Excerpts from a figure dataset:
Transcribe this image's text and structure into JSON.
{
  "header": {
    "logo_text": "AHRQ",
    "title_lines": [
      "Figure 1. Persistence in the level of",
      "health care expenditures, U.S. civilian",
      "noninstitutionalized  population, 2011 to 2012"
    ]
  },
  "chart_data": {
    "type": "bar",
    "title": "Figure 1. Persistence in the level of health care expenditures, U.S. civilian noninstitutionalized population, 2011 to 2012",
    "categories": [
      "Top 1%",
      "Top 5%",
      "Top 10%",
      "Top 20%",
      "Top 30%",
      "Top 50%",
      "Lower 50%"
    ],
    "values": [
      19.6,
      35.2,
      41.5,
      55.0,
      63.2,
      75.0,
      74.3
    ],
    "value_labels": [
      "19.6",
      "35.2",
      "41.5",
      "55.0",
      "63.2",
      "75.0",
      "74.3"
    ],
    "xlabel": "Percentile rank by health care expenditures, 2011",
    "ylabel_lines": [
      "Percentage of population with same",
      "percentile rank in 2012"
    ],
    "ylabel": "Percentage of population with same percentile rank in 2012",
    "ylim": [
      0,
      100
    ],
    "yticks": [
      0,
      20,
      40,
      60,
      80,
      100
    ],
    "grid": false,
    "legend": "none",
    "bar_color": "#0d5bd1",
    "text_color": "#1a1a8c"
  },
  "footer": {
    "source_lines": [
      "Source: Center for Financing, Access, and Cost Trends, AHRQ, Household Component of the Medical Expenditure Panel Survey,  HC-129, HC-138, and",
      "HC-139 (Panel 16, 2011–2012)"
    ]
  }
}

Aim of the exercise:
Write out the whole listing again. Match it word for word.

Response:
Transcribe this image's text and structure into JSON.
{
  "header": {
    "logo_text": "AHRQ",
    "title_lines": [
      "Figure 1. Persistence in the level of",
      "health care expenditures, U.S. civilian",
      "noninstitutionalized  population, 2011 to 2012"
    ]
  },
  "chart_data": {
    "type": "bar",
    "title": "Figure 1. Persistence in the level of health care expenditures, U.S. civilian noninstitutionalized population, 2011 to 2012",
    "categories": [
      "Top 1%",
      "Top 5%",
      "Top 10%",
      "Top 20%",
      "Top 30%",
      "Top 50%",
      "Lower 50%"
    ],
    "values": [
      19.6,
      35.2,
      41.5,
      55.0,
      63.2,
      75.0,
      74.3
    ],
    "value_labels": [
      "19.6",
      "35.2",
      "41.5",
      "55.0",
      "63.2",
      "75.0",
      "74.3"
    ],
    "xlabel": "Percentile rank by health care expenditures, 2011",
    "ylabel_lines": [
      "Percentage of population with same",
      "percentile rank in 2012"
    ],
    "ylabel": "Percentage of population with same percentile rank in 2012",
    "ylim": [
      0,
      100
    ],
    "yticks": [
      0,
      20,
      40,
      60,
      80,
      100
    ],
    "grid": false,
    "legend": "none",
    "bar_color": "#0d5bd1",
    "text_color": "#1a1a8c"
  },
  "footer": {
    "source_lines": [
      "Source: Center for Financing, Access, and Cost Trends, AHRQ, Household Component of the Medical Expenditure Panel Survey,  HC-129, HC-138, and",
      "HC-139 (Panel 16, 2011–2012)"
    ]
  }
}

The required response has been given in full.